◆ **Brief**: Report how many lines in the listing below include the word "William". Write nothing besides the number.

◆ **Provided data**:
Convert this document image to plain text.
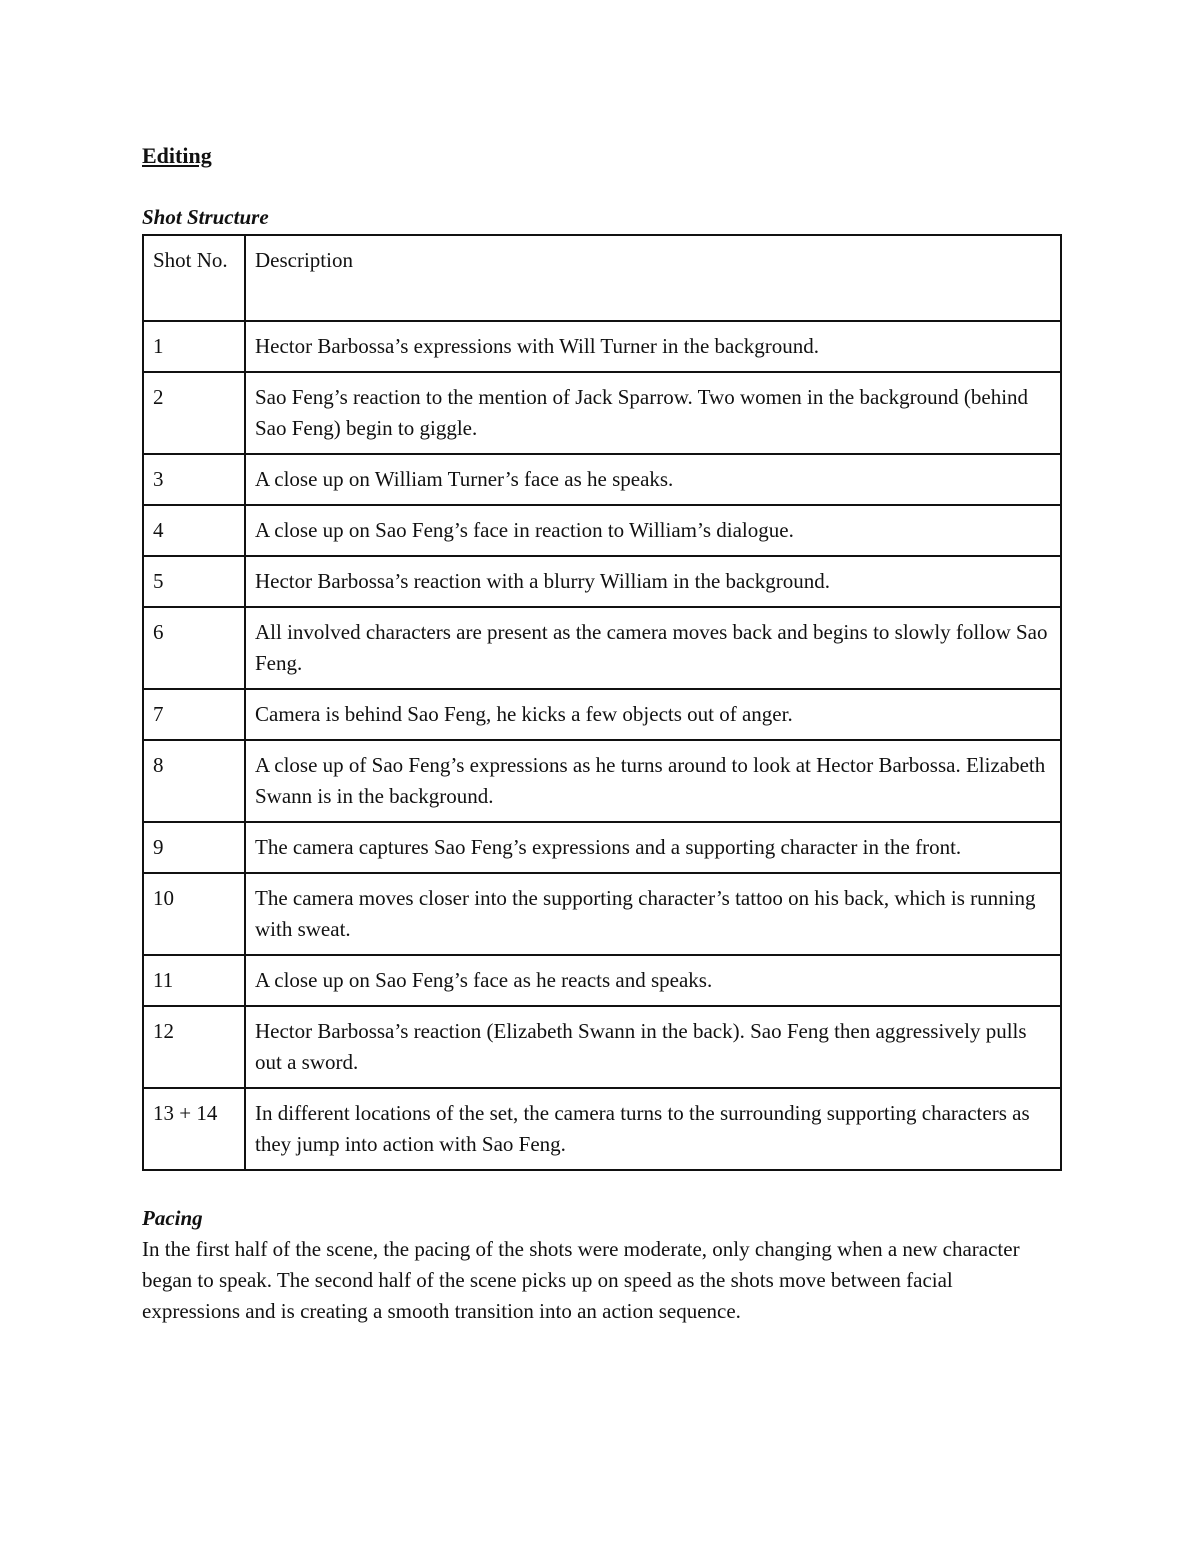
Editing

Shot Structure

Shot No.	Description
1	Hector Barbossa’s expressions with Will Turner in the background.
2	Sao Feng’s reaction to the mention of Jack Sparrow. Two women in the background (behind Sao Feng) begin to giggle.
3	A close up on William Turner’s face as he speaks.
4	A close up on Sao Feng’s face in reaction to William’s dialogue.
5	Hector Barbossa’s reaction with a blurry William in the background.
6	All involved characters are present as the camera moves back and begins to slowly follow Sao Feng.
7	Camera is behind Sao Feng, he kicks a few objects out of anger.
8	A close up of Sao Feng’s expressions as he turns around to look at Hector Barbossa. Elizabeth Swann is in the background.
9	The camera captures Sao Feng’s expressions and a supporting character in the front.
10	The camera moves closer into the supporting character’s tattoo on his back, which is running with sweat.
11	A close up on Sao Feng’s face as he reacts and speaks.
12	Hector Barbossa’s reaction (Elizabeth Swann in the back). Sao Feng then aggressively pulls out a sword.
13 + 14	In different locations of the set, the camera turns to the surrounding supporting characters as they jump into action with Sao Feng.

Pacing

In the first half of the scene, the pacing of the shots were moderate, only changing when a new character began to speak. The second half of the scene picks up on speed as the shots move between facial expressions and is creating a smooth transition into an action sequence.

◆ **Expected answer**: 3